** Data shown **
--- START ---

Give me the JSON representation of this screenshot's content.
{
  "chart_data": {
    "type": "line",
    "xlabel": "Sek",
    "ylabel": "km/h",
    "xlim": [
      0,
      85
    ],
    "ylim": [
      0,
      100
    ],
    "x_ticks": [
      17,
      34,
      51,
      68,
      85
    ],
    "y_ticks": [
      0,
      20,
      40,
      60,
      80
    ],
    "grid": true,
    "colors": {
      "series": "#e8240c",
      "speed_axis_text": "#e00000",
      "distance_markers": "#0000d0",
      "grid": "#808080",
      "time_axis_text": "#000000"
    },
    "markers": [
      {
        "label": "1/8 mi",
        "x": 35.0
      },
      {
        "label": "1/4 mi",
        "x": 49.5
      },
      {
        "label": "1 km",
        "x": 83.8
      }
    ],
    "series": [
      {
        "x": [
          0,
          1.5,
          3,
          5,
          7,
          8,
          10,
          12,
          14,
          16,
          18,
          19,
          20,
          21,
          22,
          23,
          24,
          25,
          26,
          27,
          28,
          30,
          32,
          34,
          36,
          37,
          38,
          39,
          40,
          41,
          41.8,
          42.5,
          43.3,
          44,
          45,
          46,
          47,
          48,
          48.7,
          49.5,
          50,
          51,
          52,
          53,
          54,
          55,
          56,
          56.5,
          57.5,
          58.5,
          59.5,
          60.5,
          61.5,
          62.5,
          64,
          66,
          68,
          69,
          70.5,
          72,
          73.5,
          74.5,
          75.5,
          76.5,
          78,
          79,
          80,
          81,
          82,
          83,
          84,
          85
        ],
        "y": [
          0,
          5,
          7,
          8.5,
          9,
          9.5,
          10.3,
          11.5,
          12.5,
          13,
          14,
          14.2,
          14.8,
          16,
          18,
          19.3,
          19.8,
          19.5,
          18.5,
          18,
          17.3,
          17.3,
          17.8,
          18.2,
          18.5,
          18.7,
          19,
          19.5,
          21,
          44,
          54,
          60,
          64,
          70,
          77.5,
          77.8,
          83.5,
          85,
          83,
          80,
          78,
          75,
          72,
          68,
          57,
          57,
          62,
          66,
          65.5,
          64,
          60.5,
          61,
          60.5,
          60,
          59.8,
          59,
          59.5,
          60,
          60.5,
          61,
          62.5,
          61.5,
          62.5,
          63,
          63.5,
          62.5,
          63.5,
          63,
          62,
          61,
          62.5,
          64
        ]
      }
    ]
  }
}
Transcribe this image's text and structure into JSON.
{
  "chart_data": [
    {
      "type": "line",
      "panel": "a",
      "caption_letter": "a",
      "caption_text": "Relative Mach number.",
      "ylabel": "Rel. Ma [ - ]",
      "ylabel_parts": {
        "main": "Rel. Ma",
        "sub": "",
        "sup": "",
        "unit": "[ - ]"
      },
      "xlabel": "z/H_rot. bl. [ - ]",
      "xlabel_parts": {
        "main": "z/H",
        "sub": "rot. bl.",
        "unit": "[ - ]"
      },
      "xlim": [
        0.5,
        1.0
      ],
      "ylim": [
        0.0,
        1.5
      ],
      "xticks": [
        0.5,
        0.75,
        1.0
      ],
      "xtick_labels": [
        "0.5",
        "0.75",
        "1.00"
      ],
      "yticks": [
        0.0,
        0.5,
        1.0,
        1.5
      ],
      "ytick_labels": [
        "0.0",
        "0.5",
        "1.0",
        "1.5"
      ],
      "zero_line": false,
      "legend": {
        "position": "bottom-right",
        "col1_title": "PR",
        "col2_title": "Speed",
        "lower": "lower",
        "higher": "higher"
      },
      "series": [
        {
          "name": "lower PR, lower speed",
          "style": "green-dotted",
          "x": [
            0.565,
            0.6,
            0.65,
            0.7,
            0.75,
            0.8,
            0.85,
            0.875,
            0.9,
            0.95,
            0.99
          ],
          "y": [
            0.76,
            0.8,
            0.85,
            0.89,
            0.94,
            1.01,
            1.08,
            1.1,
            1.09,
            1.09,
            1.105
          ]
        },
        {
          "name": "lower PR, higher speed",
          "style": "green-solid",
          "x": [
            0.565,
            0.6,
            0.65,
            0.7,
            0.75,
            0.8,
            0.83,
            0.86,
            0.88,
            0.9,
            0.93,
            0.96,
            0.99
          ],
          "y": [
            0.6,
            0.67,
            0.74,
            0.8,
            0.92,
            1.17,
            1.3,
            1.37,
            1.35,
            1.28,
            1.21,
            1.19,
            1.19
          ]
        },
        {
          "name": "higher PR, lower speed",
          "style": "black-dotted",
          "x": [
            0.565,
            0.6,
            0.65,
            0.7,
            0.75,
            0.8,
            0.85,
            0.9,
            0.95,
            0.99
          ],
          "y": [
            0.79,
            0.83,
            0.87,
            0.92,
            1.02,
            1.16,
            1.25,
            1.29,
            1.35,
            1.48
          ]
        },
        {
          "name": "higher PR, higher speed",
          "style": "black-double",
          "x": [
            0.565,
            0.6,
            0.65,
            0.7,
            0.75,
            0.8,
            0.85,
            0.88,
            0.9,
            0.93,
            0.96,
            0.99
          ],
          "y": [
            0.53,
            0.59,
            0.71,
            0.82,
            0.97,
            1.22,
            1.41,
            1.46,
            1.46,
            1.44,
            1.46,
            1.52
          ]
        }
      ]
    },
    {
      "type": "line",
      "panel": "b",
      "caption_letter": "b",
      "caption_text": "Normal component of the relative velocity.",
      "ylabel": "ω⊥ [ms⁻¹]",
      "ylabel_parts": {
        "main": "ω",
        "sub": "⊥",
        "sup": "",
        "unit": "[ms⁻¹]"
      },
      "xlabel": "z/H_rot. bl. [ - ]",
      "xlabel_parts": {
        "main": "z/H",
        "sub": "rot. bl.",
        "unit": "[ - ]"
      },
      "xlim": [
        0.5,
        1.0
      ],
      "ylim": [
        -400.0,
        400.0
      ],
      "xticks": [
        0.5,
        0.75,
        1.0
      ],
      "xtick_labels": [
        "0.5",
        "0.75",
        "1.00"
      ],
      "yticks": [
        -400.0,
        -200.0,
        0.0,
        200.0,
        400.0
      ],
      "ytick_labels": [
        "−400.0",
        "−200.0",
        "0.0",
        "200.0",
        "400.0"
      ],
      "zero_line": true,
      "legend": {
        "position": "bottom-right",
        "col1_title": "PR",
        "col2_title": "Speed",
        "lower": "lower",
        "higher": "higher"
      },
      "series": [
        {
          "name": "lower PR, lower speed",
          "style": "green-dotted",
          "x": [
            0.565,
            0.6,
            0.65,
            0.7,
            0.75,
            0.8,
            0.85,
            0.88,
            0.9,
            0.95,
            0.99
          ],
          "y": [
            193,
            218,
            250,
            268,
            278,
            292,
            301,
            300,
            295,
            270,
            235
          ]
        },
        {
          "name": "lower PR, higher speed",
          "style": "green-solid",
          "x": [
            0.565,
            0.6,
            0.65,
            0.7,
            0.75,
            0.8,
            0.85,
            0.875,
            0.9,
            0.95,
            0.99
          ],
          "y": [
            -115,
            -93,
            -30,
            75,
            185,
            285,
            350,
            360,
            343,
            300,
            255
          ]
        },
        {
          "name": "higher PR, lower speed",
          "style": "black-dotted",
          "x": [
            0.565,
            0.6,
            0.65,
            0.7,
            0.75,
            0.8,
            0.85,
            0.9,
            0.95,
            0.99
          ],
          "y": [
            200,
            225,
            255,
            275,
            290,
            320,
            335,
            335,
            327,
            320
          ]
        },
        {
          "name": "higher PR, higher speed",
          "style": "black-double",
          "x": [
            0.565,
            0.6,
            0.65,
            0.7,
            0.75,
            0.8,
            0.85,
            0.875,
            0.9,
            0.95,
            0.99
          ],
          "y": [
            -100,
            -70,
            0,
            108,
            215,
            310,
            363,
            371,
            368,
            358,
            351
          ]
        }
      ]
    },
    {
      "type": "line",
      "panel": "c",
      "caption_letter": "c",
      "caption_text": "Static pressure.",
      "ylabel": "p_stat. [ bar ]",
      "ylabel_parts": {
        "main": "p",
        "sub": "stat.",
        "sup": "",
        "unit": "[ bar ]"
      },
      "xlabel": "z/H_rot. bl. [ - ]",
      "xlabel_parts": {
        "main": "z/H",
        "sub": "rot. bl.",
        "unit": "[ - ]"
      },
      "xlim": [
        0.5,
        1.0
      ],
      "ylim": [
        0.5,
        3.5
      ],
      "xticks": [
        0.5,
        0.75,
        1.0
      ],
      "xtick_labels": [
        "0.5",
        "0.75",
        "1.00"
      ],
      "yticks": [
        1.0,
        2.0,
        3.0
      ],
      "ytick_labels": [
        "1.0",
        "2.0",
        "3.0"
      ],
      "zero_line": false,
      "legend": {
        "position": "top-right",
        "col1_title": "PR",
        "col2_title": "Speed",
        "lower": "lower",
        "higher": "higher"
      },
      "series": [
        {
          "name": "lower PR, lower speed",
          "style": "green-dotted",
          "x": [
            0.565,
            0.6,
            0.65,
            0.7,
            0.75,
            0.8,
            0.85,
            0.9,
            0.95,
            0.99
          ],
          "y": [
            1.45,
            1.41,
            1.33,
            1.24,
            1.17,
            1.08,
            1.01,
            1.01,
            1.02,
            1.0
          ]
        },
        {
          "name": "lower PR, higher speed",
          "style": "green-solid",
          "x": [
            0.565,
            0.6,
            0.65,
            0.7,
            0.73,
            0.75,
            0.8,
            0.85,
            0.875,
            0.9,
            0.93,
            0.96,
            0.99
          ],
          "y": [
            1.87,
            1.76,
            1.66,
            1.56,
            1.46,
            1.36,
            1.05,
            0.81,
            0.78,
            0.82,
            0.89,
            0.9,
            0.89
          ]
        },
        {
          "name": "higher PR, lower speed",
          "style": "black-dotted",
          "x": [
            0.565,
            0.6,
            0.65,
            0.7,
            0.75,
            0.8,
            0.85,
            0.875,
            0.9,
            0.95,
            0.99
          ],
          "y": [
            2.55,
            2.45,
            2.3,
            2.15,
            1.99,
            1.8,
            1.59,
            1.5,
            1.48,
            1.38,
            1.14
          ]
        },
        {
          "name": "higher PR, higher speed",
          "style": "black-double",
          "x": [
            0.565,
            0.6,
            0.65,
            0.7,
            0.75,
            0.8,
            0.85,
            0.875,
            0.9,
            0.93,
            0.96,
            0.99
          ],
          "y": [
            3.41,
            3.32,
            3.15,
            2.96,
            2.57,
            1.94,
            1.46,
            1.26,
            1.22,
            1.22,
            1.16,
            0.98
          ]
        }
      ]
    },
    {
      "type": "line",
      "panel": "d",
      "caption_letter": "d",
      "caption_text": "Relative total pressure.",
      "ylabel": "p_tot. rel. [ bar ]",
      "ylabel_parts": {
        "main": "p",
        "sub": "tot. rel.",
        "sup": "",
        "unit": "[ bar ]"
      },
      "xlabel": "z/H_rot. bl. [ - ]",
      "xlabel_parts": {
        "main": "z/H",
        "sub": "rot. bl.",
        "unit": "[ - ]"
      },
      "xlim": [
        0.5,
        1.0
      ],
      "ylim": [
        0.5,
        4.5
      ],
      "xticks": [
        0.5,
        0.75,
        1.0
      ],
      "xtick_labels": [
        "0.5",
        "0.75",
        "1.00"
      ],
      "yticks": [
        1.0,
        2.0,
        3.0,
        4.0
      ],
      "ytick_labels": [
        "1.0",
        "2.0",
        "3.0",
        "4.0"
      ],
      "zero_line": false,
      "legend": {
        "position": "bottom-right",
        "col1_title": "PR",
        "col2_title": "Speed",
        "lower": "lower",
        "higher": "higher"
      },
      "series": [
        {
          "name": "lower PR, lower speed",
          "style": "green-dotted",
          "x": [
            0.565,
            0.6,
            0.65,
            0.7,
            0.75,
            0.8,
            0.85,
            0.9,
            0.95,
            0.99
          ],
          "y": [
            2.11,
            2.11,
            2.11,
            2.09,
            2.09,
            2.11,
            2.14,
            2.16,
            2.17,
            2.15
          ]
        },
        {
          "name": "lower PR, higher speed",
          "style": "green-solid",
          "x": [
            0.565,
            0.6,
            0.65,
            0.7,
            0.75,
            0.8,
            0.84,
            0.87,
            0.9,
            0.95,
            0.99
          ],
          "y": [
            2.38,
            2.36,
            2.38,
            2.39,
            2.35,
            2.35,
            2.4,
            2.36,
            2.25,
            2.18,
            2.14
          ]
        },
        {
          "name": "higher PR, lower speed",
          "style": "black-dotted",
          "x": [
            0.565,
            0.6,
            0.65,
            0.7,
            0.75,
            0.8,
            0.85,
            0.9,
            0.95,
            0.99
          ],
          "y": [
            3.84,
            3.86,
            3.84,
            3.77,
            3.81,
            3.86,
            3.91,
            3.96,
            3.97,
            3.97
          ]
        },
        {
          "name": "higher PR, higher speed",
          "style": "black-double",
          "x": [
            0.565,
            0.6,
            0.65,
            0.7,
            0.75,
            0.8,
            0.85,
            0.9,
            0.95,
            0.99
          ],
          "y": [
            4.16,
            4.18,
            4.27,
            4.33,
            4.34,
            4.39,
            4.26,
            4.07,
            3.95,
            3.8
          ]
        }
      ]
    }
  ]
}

--- END ---

** Exercise requirements **
Return every line containing "JSON".

** Solved problem **
Give me the JSON representation of this screenshot's content.
Transcribe this image's text and structure into JSON.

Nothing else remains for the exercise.